Directions — Each record below should be output verbatim, without pictures.

BEGIN Extracted entries

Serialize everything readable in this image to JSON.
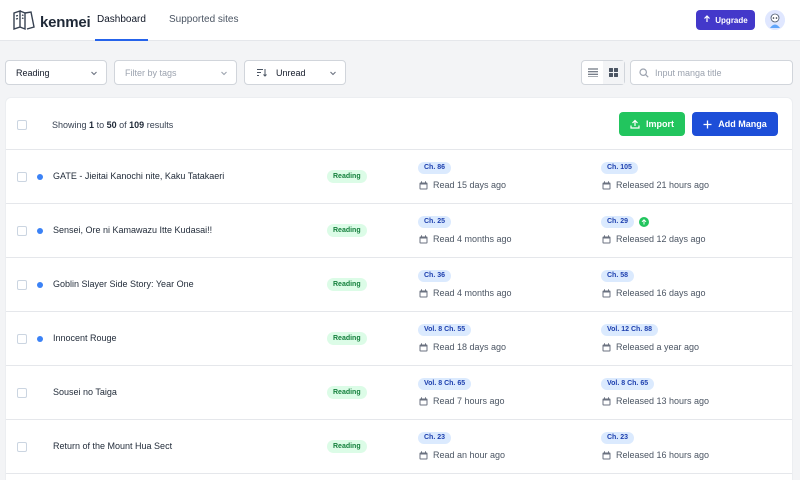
{
  "app": {
    "name": "kenmei"
  },
  "nav": {
    "tabs": [
      "Dashboard",
      "Supported sites"
    ],
    "upgrade_label": "Upgrade"
  },
  "filters": {
    "status_value": "Reading",
    "tags_placeholder": "Filter by tags",
    "sort_value": "Unread",
    "search_placeholder": "Input manga title"
  },
  "list": {
    "results_prefix": "Showing",
    "results_from": "1",
    "results_to_word": "to",
    "results_to": "50",
    "results_of_word": "of",
    "results_total": "109",
    "results_suffix": "results",
    "import_label": "Import",
    "add_label": "Add Manga"
  },
  "rows": [
    {
      "title": "GATE - Jieitai Kanochi nite, Kaku Tatakaeri",
      "status": "Reading",
      "read_chip": "Ch. 86",
      "read_text": "Read 15 days ago",
      "latest_chip": "Ch. 105",
      "latest_text": "Released 21 hours ago",
      "unread": true,
      "new_badge": false
    },
    {
      "title": "Sensei, Ore ni Kamawazu Itte Kudasai!!",
      "status": "Reading",
      "read_chip": "Ch. 25",
      "read_text": "Read 4 months ago",
      "latest_chip": "Ch. 29",
      "latest_text": "Released 12 days ago",
      "unread": true,
      "new_badge": true
    },
    {
      "title": "Goblin Slayer Side Story: Year One",
      "status": "Reading",
      "read_chip": "Ch. 36",
      "read_text": "Read 4 months ago",
      "latest_chip": "Ch. 58",
      "latest_text": "Released 16 days ago",
      "unread": true,
      "new_badge": false
    },
    {
      "title": "Innocent Rouge",
      "status": "Reading",
      "read_chip": "Vol. 8 Ch. 55",
      "read_text": "Read 18 days ago",
      "latest_chip": "Vol. 12 Ch. 88",
      "latest_text": "Released a year ago",
      "unread": true,
      "new_badge": false
    },
    {
      "title": "Sousei no Taiga",
      "status": "Reading",
      "read_chip": "Vol. 8 Ch. 65",
      "read_text": "Read 7 hours ago",
      "latest_chip": "Vol. 8 Ch. 65",
      "latest_text": "Released 13 hours ago",
      "unread": false,
      "new_badge": false
    },
    {
      "title": "Return of the Mount Hua Sect",
      "status": "Reading",
      "read_chip": "Ch. 23",
      "read_text": "Read an hour ago",
      "latest_chip": "Ch. 23",
      "latest_text": "Released 16 hours ago",
      "unread": false,
      "new_badge": false
    }
  ],
  "colors": {
    "accent": "#2563eb",
    "upgrade": "#4338ca",
    "import": "#22c55e",
    "add": "#1d4ed8",
    "status_bg": "#dcfce7",
    "chip_bg": "#dbeafe"
  },
  "icons": {
    "logo": "kenmei-logo-icon",
    "upgrade": "arrow-up-icon",
    "chevron": "chevron-down-icon",
    "sort": "sort-descending-icon",
    "list_view": "list-view-icon",
    "grid_view": "grid-view-icon",
    "search": "search-icon",
    "import": "upload-icon",
    "add": "plus-icon",
    "calendar": "calendar-icon",
    "new": "arrow-up-circle-icon"
  }
}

END Extracted entries

Complete answer —
Serialize everything readable in this image to JSON.
{
  "app": {
    "name": "kenmei"
  },
  "nav": {
    "tabs": [
      "Dashboard",
      "Supported sites"
    ],
    "upgrade_label": "Upgrade"
  },
  "filters": {
    "status_value": "Reading",
    "tags_placeholder": "Filter by tags",
    "sort_value": "Unread",
    "search_placeholder": "Input manga title"
  },
  "list": {
    "results_prefix": "Showing",
    "results_from": "1",
    "results_to_word": "to",
    "results_to": "50",
    "results_of_word": "of",
    "results_total": "109",
    "results_suffix": "results",
    "import_label": "Import",
    "add_label": "Add Manga"
  },
  "rows": [
    {
      "title": "GATE - Jieitai Kanochi nite, Kaku Tatakaeri",
      "status": "Reading",
      "read_chip": "Ch. 86",
      "read_text": "Read 15 days ago",
      "latest_chip": "Ch. 105",
      "latest_text": "Released 21 hours ago",
      "unread": true,
      "new_badge": false
    },
    {
      "title": "Sensei, Ore ni Kamawazu Itte Kudasai!!",
      "status": "Reading",
      "read_chip": "Ch. 25",
      "read_text": "Read 4 months ago",
      "latest_chip": "Ch. 29",
      "latest_text": "Released 12 days ago",
      "unread": true,
      "new_badge": true
    },
    {
      "title": "Goblin Slayer Side Story: Year One",
      "status": "Reading",
      "read_chip": "Ch. 36",
      "read_text": "Read 4 months ago",
      "latest_chip": "Ch. 58",
      "latest_text": "Released 16 days ago",
      "unread": true,
      "new_badge": false
    },
    {
      "title": "Innocent Rouge",
      "status": "Reading",
      "read_chip": "Vol. 8 Ch. 55",
      "read_text": "Read 18 days ago",
      "latest_chip": "Vol. 12 Ch. 88",
      "latest_text": "Released a year ago",
      "unread": true,
      "new_badge": false
    },
    {
      "title": "Sousei no Taiga",
      "status": "Reading",
      "read_chip": "Vol. 8 Ch. 65",
      "read_text": "Read 7 hours ago",
      "latest_chip": "Vol. 8 Ch. 65",
      "latest_text": "Released 13 hours ago",
      "unread": false,
      "new_badge": false
    },
    {
      "title": "Return of the Mount Hua Sect",
      "status": "Reading",
      "read_chip": "Ch. 23",
      "read_text": "Read an hour ago",
      "latest_chip": "Ch. 23",
      "latest_text": "Released 16 hours ago",
      "unread": false,
      "new_badge": false
    }
  ],
  "colors": {
    "accent": "#2563eb",
    "upgrade": "#4338ca",
    "import": "#22c55e",
    "add": "#1d4ed8",
    "status_bg": "#dcfce7",
    "chip_bg": "#dbeafe"
  },
  "icons": {
    "logo": "kenmei-logo-icon",
    "upgrade": "arrow-up-icon",
    "chevron": "chevron-down-icon",
    "sort": "sort-descending-icon",
    "list_view": "list-view-icon",
    "grid_view": "grid-view-icon",
    "search": "search-icon",
    "import": "upload-icon",
    "add": "plus-icon",
    "calendar": "calendar-icon",
    "new": "arrow-up-circle-icon"
  }
}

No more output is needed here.